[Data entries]
========================

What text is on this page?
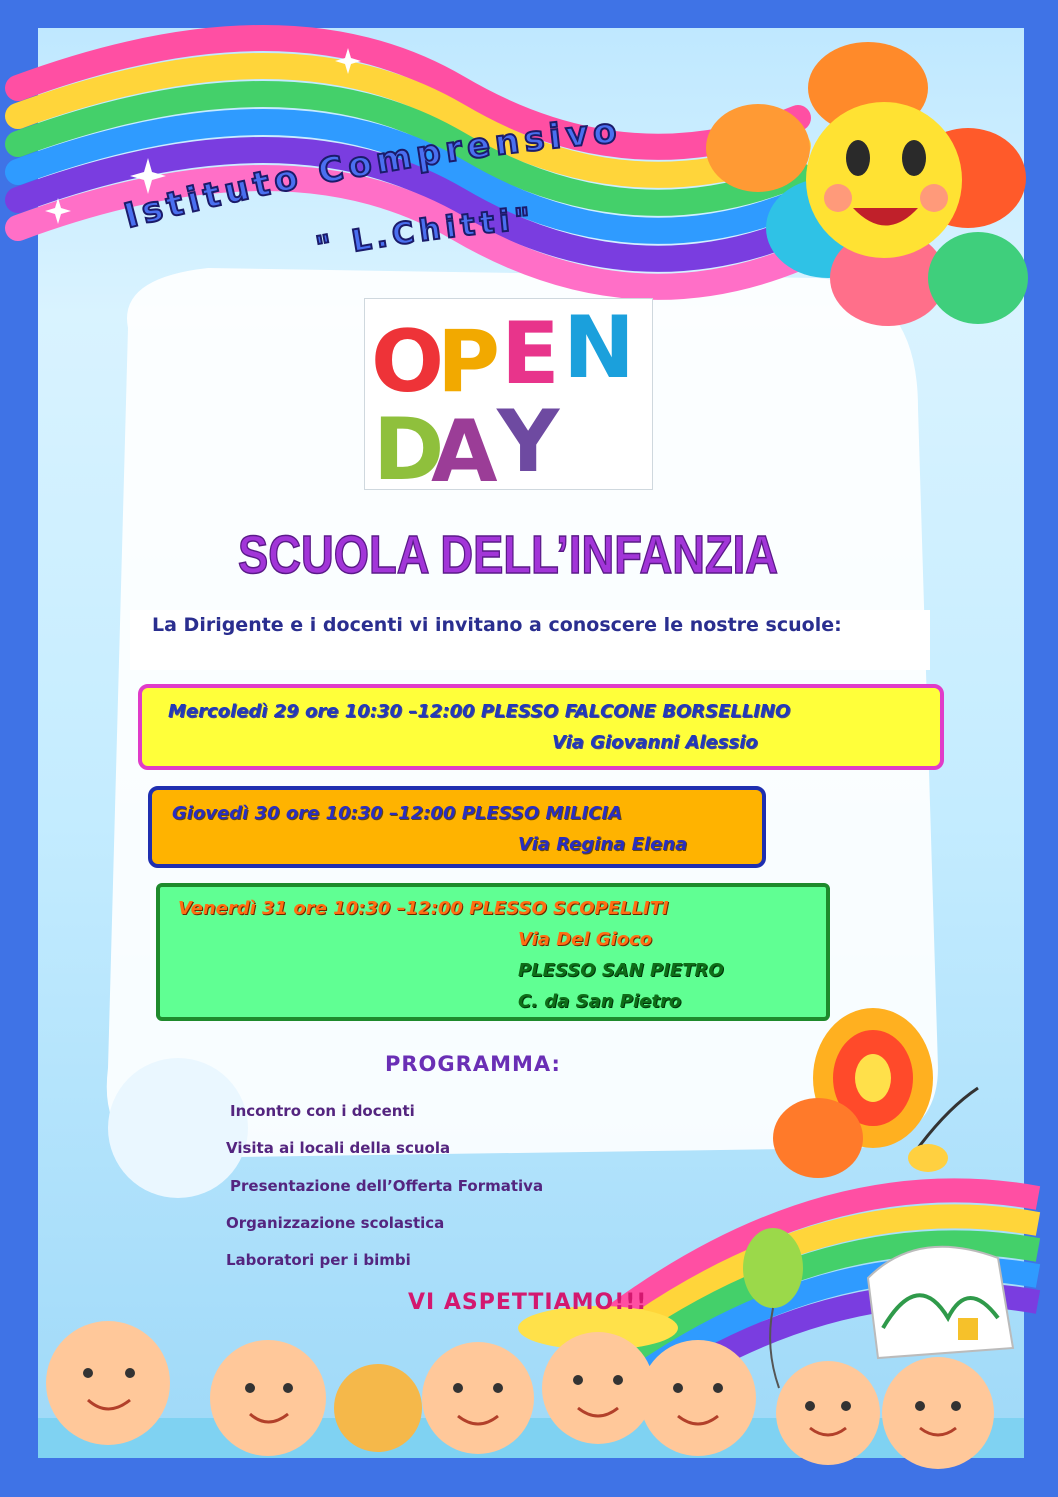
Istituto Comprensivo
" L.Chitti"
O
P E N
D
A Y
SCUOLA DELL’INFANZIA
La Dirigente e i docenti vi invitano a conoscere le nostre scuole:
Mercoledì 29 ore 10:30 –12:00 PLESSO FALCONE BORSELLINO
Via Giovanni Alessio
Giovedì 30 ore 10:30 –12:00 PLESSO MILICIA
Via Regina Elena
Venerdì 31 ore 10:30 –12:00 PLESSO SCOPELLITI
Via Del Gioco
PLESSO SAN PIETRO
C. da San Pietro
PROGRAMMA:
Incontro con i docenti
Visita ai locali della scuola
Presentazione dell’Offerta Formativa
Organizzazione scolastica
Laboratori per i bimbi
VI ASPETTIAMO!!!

========================

# [WRITTEN EXERCISE]
Copy out the records above in full, exactly as written, but not the pictures.

# [WORKED SOLUTION]
What text is on this page?
Istituto Comprensivo
" L.Chitti"
O
P E N
D
A Y
SCUOLA DELL’INFANZIA
La Dirigente e i docenti vi invitano a conoscere le nostre scuole:
Mercoledì 29 ore 10:30 –12:00 PLESSO FALCONE BORSELLINO
Via Giovanni Alessio
Giovedì 30 ore 10:30 –12:00 PLESSO MILICIA
Via Regina Elena
Venerdì 31 ore 10:30 –12:00 PLESSO SCOPELLITI
Via Del Gioco
PLESSO SAN PIETRO
C. da San Pietro
PROGRAMMA:
Incontro con i docenti
Visita ai locali della scuola
Presentazione dell’Offerta Formativa
Organizzazione scolastica
Laboratori per i bimbi
VI ASPETTIAMO!!!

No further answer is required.